Write the records below out in full, character for character, with no pictures.

## Data for processing:

────────────────

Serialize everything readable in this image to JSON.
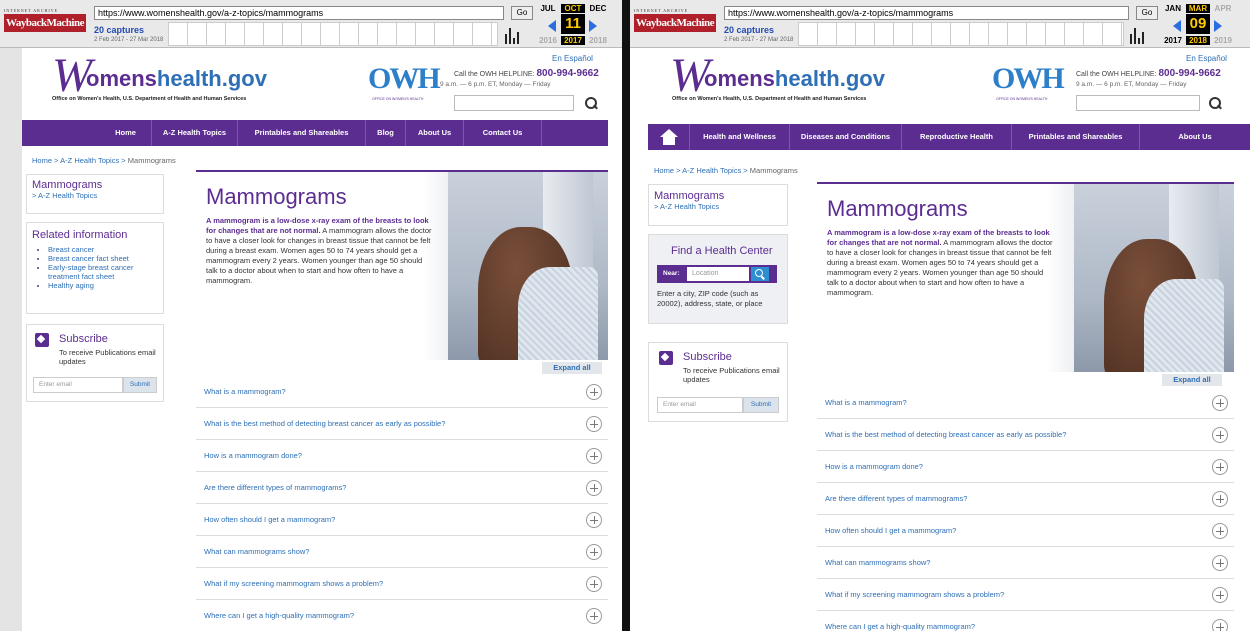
{
  "left": {
    "wayback": {
      "url": "https://www.womenshealth.gov/a-z-topics/mammograms",
      "go": "Go",
      "captures": "20 captures",
      "range": "2 Feb 2017 - 27 Mar 2018",
      "months": [
        "JUL",
        "OCT",
        "DEC"
      ],
      "day": "11",
      "years": [
        "2016",
        "2017",
        "2018"
      ]
    },
    "header": {
      "logo_w": "W",
      "logo_text_a": "omens",
      "logo_text_b": "health.gov",
      "logo_sub": "Office on Women's Health, U.S. Department of Health and Human Services",
      "owh": "OWH",
      "owh_sub": "OFFICE ON WOMEN'S HEALTH",
      "espanol": "En Español",
      "helpline_label": "Call the OWH HELPLINE:",
      "helpline_number": "800-994-9662",
      "hours": "9 a.m. — 6 p.m. ET, Monday — Friday"
    },
    "nav": [
      "Home",
      "A-Z Health Topics",
      "Printables and Shareables",
      "Blog",
      "About Us",
      "Contact Us"
    ],
    "breadcrumb": {
      "home": "Home",
      "sep1": " > ",
      "topics": "A-Z Health Topics",
      "sep2": " > ",
      "current": "Mammograms"
    },
    "sidebar": {
      "title": "Mammograms",
      "link": "> A-Z Health Topics",
      "related_title": "Related information",
      "related": [
        "Breast cancer",
        "Breast cancer fact sheet",
        "Early-stage breast cancer treatment fact sheet",
        "Healthy aging"
      ],
      "subscribe_title": "Subscribe",
      "subscribe_text": "To receive Publications email updates",
      "email_placeholder": "Enter email",
      "submit": "Submit"
    },
    "hero": {
      "title": "Mammograms",
      "lead_bold": "A mammogram is a low-dose x-ray exam of the breasts to look for changes that are not normal.",
      "lead_rest": " A mammogram allows the doctor to have a closer look for changes in breast tissue that cannot be felt during a breast exam. Women ages 50 to 74 years should get a mammogram every 2 years. Women younger than age 50 should talk to a doctor about when to start and how often to have a mammogram."
    },
    "expand_all": "Expand all",
    "faq": [
      "What is a mammogram?",
      "What is the best method of detecting breast cancer as early as possible?",
      "How is a mammogram done?",
      "Are there different types of mammograms?",
      "How often should I get a mammogram?",
      "What can mammograms show?",
      "What if my screening mammogram shows a problem?",
      "Where can I get a high-quality mammogram?"
    ]
  },
  "right": {
    "wayback": {
      "url": "https://www.womenshealth.gov/a-z-topics/mammograms",
      "go": "Go",
      "captures": "20 captures",
      "range": "2 Feb 2017 - 27 Mar 2018",
      "months": [
        "JAN",
        "MAR",
        "APR"
      ],
      "day": "09",
      "years": [
        "2017",
        "2018",
        "2019"
      ]
    },
    "header": {
      "logo_w": "W",
      "logo_text_a": "omens",
      "logo_text_b": "health.gov",
      "logo_sub": "Office on Women's Health, U.S. Department of Health and Human Services",
      "owh": "OWH",
      "owh_sub": "OFFICE ON WOMEN'S HEALTH",
      "espanol": "En Español",
      "helpline_label": "Call the OWH HELPLINE:",
      "helpline_number": "800-994-9662",
      "hours": "9 a.m. — 6 p.m. ET, Monday — Friday"
    },
    "nav": [
      "Health and Wellness",
      "Diseases and Conditions",
      "Reproductive Health",
      "Printables and Shareables",
      "About Us"
    ],
    "breadcrumb": {
      "home": "Home",
      "sep1": " > ",
      "topics": "A-Z Health Topics",
      "sep2": " > ",
      "current": "Mammograms"
    },
    "sidebar": {
      "title": "Mammograms",
      "link": "> A-Z Health Topics",
      "hc_title": "Find a Health Center",
      "hc_near": "Near:",
      "hc_placeholder": "Location",
      "hc_text": "Enter a city, ZIP code (such as 20002), address, state, or place",
      "subscribe_title": "Subscribe",
      "subscribe_text": "To receive Publications email updates",
      "email_placeholder": "Enter email",
      "submit": "Submit"
    },
    "hero": {
      "title": "Mammograms",
      "lead_bold": "A mammogram is a low-dose x-ray exam of the breasts to look for changes that are not normal.",
      "lead_rest": " A mammogram allows the doctor to have a closer look for changes in breast tissue that cannot be felt during a breast exam. Women ages 50 to 74 years should get a mammogram every 2 years. Women younger than age 50 should talk to a doctor about when to start and how often to have a mammogram."
    },
    "expand_all": "Expand all",
    "faq": [
      "What is a mammogram?",
      "What is the best method of detecting breast cancer as early as possible?",
      "How is a mammogram done?",
      "Are there different types of mammograms?",
      "How often should I get a mammogram?",
      "What can mammograms show?",
      "What if my screening mammogram shows a problem?",
      "Where can I get a high-quality mammogram?"
    ]
  }
}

────────────────

## Problem solution:
Serialize everything readable in this image to JSON.
{
  "left": {
    "wayback": {
      "url": "https://www.womenshealth.gov/a-z-topics/mammograms",
      "go": "Go",
      "captures": "20 captures",
      "range": "2 Feb 2017 - 27 Mar 2018",
      "months": [
        "JUL",
        "OCT",
        "DEC"
      ],
      "day": "11",
      "years": [
        "2016",
        "2017",
        "2018"
      ]
    },
    "header": {
      "logo_w": "W",
      "logo_text_a": "omens",
      "logo_text_b": "health.gov",
      "logo_sub": "Office on Women's Health, U.S. Department of Health and Human Services",
      "owh": "OWH",
      "owh_sub": "OFFICE ON WOMEN'S HEALTH",
      "espanol": "En Español",
      "helpline_label": "Call the OWH HELPLINE:",
      "helpline_number": "800-994-9662",
      "hours": "9 a.m. — 6 p.m. ET, Monday — Friday"
    },
    "nav": [
      "Home",
      "A-Z Health Topics",
      "Printables and Shareables",
      "Blog",
      "About Us",
      "Contact Us"
    ],
    "breadcrumb": {
      "home": "Home",
      "sep1": " > ",
      "topics": "A-Z Health Topics",
      "sep2": " > ",
      "current": "Mammograms"
    },
    "sidebar": {
      "title": "Mammograms",
      "link": "> A-Z Health Topics",
      "related_title": "Related information",
      "related": [
        "Breast cancer",
        "Breast cancer fact sheet",
        "Early-stage breast cancer treatment fact sheet",
        "Healthy aging"
      ],
      "subscribe_title": "Subscribe",
      "subscribe_text": "To receive Publications email updates",
      "email_placeholder": "Enter email",
      "submit": "Submit"
    },
    "hero": {
      "title": "Mammograms",
      "lead_bold": "A mammogram is a low-dose x-ray exam of the breasts to look for changes that are not normal.",
      "lead_rest": " A mammogram allows the doctor to have a closer look for changes in breast tissue that cannot be felt during a breast exam. Women ages 50 to 74 years should get a mammogram every 2 years. Women younger than age 50 should talk to a doctor about when to start and how often to have a mammogram."
    },
    "expand_all": "Expand all",
    "faq": [
      "What is a mammogram?",
      "What is the best method of detecting breast cancer as early as possible?",
      "How is a mammogram done?",
      "Are there different types of mammograms?",
      "How often should I get a mammogram?",
      "What can mammograms show?",
      "What if my screening mammogram shows a problem?",
      "Where can I get a high-quality mammogram?"
    ]
  },
  "right": {
    "wayback": {
      "url": "https://www.womenshealth.gov/a-z-topics/mammograms",
      "go": "Go",
      "captures": "20 captures",
      "range": "2 Feb 2017 - 27 Mar 2018",
      "months": [
        "JAN",
        "MAR",
        "APR"
      ],
      "day": "09",
      "years": [
        "2017",
        "2018",
        "2019"
      ]
    },
    "header": {
      "logo_w": "W",
      "logo_text_a": "omens",
      "logo_text_b": "health.gov",
      "logo_sub": "Office on Women's Health, U.S. Department of Health and Human Services",
      "owh": "OWH",
      "owh_sub": "OFFICE ON WOMEN'S HEALTH",
      "espanol": "En Español",
      "helpline_label": "Call the OWH HELPLINE:",
      "helpline_number": "800-994-9662",
      "hours": "9 a.m. — 6 p.m. ET, Monday — Friday"
    },
    "nav": [
      "Health and Wellness",
      "Diseases and Conditions",
      "Reproductive Health",
      "Printables and Shareables",
      "About Us"
    ],
    "breadcrumb": {
      "home": "Home",
      "sep1": " > ",
      "topics": "A-Z Health Topics",
      "sep2": " > ",
      "current": "Mammograms"
    },
    "sidebar": {
      "title": "Mammograms",
      "link": "> A-Z Health Topics",
      "hc_title": "Find a Health Center",
      "hc_near": "Near:",
      "hc_placeholder": "Location",
      "hc_text": "Enter a city, ZIP code (such as 20002), address, state, or place",
      "subscribe_title": "Subscribe",
      "subscribe_text": "To receive Publications email updates",
      "email_placeholder": "Enter email",
      "submit": "Submit"
    },
    "hero": {
      "title": "Mammograms",
      "lead_bold": "A mammogram is a low-dose x-ray exam of the breasts to look for changes that are not normal.",
      "lead_rest": " A mammogram allows the doctor to have a closer look for changes in breast tissue that cannot be felt during a breast exam. Women ages 50 to 74 years should get a mammogram every 2 years. Women younger than age 50 should talk to a doctor about when to start and how often to have a mammogram."
    },
    "expand_all": "Expand all",
    "faq": [
      "What is a mammogram?",
      "What is the best method of detecting breast cancer as early as possible?",
      "How is a mammogram done?",
      "Are there different types of mammograms?",
      "How often should I get a mammogram?",
      "What can mammograms show?",
      "What if my screening mammogram shows a problem?",
      "Where can I get a high-quality mammogram?"
    ]
  }
}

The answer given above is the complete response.